[Stored data]:
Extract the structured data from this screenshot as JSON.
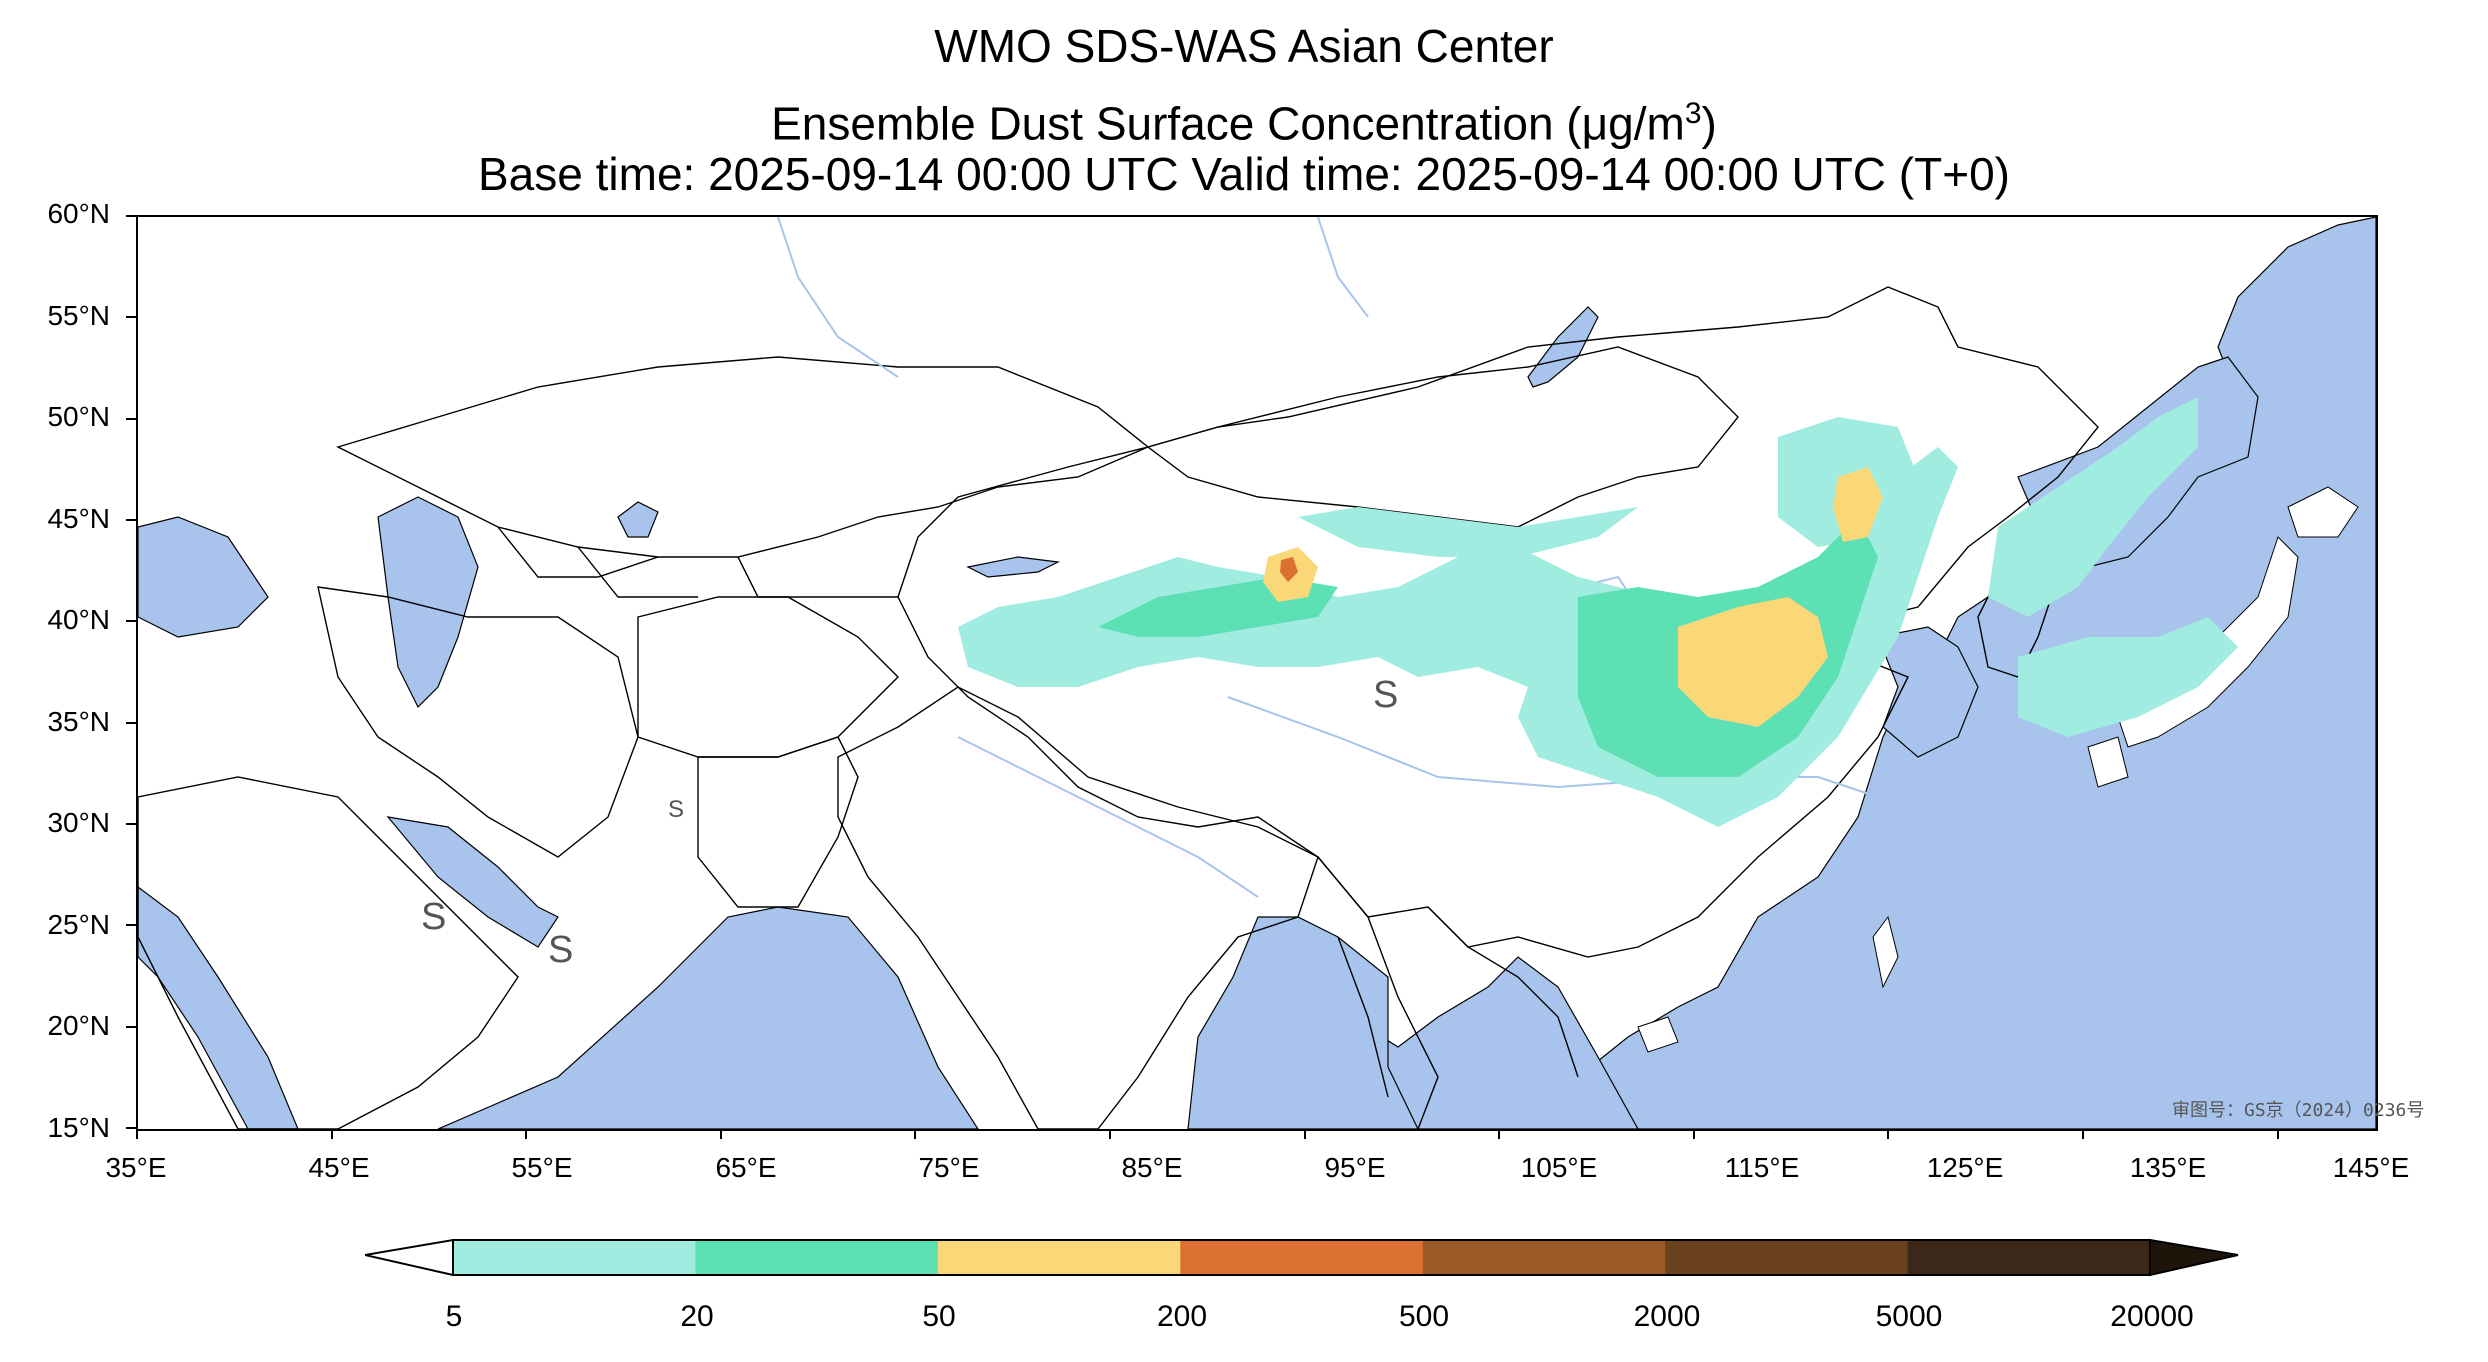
{
  "title": {
    "line1": "WMO SDS-WAS Asian Center",
    "line2_prefix": "Ensemble Dust Surface Concentration (",
    "line2_unit_mu": "μ",
    "line2_unit_rest": "g/m",
    "line2_sup": "3",
    "line2_suffix": ")",
    "line3": "Base time: 2025-09-14 00:00 UTC Valid time: 2025-09-14 00:00 UTC (T+0)"
  },
  "map": {
    "lon_range": [
      35,
      150
    ],
    "lat_range": [
      15,
      60
    ],
    "ocean_color": "#a8c4ec",
    "land_color": "#ffffff",
    "river_color": "#a8c4ec",
    "border_color": "#000000",
    "lat_ticks": [
      "60°N",
      "55°N",
      "50°N",
      "45°N",
      "40°N",
      "35°N",
      "30°N",
      "25°N",
      "20°N",
      "15°N"
    ],
    "lon_ticks": [
      "35°E",
      "45°E",
      "55°E",
      "65°E",
      "75°E",
      "85°E",
      "95°E",
      "105°E",
      "115°E",
      "125°E",
      "135°E",
      "145°E"
    ],
    "review_number": "审图号：GS京（2024）0236号",
    "markers": [
      "S",
      "S",
      "S",
      "S"
    ]
  },
  "colorbar": {
    "labels": [
      "5",
      "20",
      "50",
      "200",
      "500",
      "2000",
      "5000",
      "20000"
    ],
    "colors": [
      "#a0ece0",
      "#5ee0b5",
      "#fad878",
      "#dc7032",
      "#9c5a28",
      "#6a4220",
      "#3c2818",
      "#1e140a"
    ],
    "under_color": "#ffffff",
    "extend": "both"
  }
}
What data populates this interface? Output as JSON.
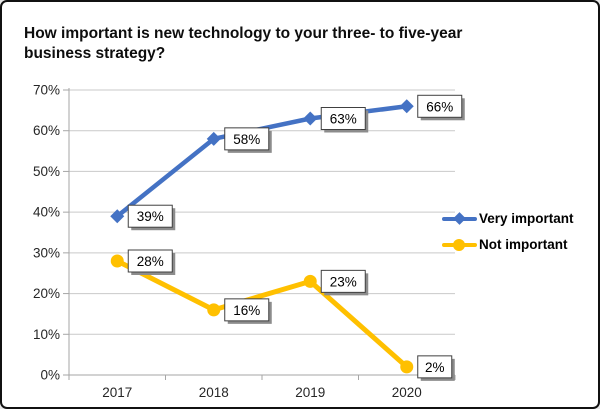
{
  "window": {
    "background": "#ffffff",
    "border_color": "#111111"
  },
  "header": {
    "title": "How important is new technology to your three- to five-year business strategy?"
  },
  "chart_data": {
    "type": "line",
    "title": "How important is new technology to your three- to five-year business strategy?",
    "categories": [
      "2017",
      "2018",
      "2019",
      "2020"
    ],
    "series": [
      {
        "name": "Very important",
        "color": "#4472C4",
        "marker": "diamond",
        "values": [
          39,
          58,
          63,
          66
        ],
        "labels": [
          "39%",
          "58%",
          "63%",
          "66%"
        ]
      },
      {
        "name": "Not important",
        "color": "#FFC000",
        "marker": "circle",
        "values": [
          28,
          16,
          23,
          2
        ],
        "labels": [
          "28%",
          "16%",
          "23%",
          "2%"
        ]
      }
    ],
    "xlabel": "",
    "ylabel": "",
    "ylim": [
      0,
      70
    ],
    "ytick_step": 10,
    "ytick_labels": [
      "0%",
      "10%",
      "20%",
      "30%",
      "40%",
      "50%",
      "60%",
      "70%"
    ],
    "grid": true,
    "legend_position": "right-middle",
    "colors": {
      "gridline": "#C9C9C9",
      "axis": "#A6A6A6",
      "tick_label": "#262626",
      "data_label_text": "#000000",
      "data_label_border": "#404040",
      "data_label_fill": "#FFFFFF",
      "data_label_shadow": "#8C8C8C"
    }
  }
}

[Exercise prompt]: Quote every line of the records above exactly; no picture is to be copied.

[Solution]:
Extract the structured data from this screenshot as JSON.
{
  "title": {
    "line1": "WMO SDS-WAS Asian Center",
    "line2_prefix": "Ensemble Dust Surface Concentration (",
    "line2_unit_mu": "μ",
    "line2_unit_rest": "g/m",
    "line2_sup": "3",
    "line2_suffix": ")",
    "line3": "Base time: 2025-09-14 00:00 UTC Valid time: 2025-09-14 00:00 UTC (T+0)"
  },
  "map": {
    "lon_range": [
      35,
      150
    ],
    "lat_range": [
      15,
      60
    ],
    "ocean_color": "#a8c4ec",
    "land_color": "#ffffff",
    "river_color": "#a8c4ec",
    "border_color": "#000000",
    "lat_ticks": [
      "60°N",
      "55°N",
      "50°N",
      "45°N",
      "40°N",
      "35°N",
      "30°N",
      "25°N",
      "20°N",
      "15°N"
    ],
    "lon_ticks": [
      "35°E",
      "45°E",
      "55°E",
      "65°E",
      "75°E",
      "85°E",
      "95°E",
      "105°E",
      "115°E",
      "125°E",
      "135°E",
      "145°E"
    ],
    "review_number": "审图号：GS京（2024）0236号",
    "markers": [
      "S",
      "S",
      "S",
      "S"
    ]
  },
  "colorbar": {
    "labels": [
      "5",
      "20",
      "50",
      "200",
      "500",
      "2000",
      "5000",
      "20000"
    ],
    "colors": [
      "#a0ece0",
      "#5ee0b5",
      "#fad878",
      "#dc7032",
      "#9c5a28",
      "#6a4220",
      "#3c2818",
      "#1e140a"
    ],
    "under_color": "#ffffff",
    "extend": "both"
  }
}
What data populates this interface? Output as JSON.
{
  "window": {
    "background": "#ffffff",
    "border_color": "#111111"
  },
  "header": {
    "title": "How important is new technology to your three- to five-year business strategy?"
  },
  "chart_data": {
    "type": "line",
    "title": "How important is new technology to your three- to five-year business strategy?",
    "categories": [
      "2017",
      "2018",
      "2019",
      "2020"
    ],
    "series": [
      {
        "name": "Very important",
        "color": "#4472C4",
        "marker": "diamond",
        "values": [
          39,
          58,
          63,
          66
        ],
        "labels": [
          "39%",
          "58%",
          "63%",
          "66%"
        ]
      },
      {
        "name": "Not important",
        "color": "#FFC000",
        "marker": "circle",
        "values": [
          28,
          16,
          23,
          2
        ],
        "labels": [
          "28%",
          "16%",
          "23%",
          "2%"
        ]
      }
    ],
    "xlabel": "",
    "ylabel": "",
    "ylim": [
      0,
      70
    ],
    "ytick_step": 10,
    "ytick_labels": [
      "0%",
      "10%",
      "20%",
      "30%",
      "40%",
      "50%",
      "60%",
      "70%"
    ],
    "grid": true,
    "legend_position": "right-middle",
    "colors": {
      "gridline": "#C9C9C9",
      "axis": "#A6A6A6",
      "tick_label": "#262626",
      "data_label_text": "#000000",
      "data_label_border": "#404040",
      "data_label_fill": "#FFFFFF",
      "data_label_shadow": "#8C8C8C"
    }
  }
}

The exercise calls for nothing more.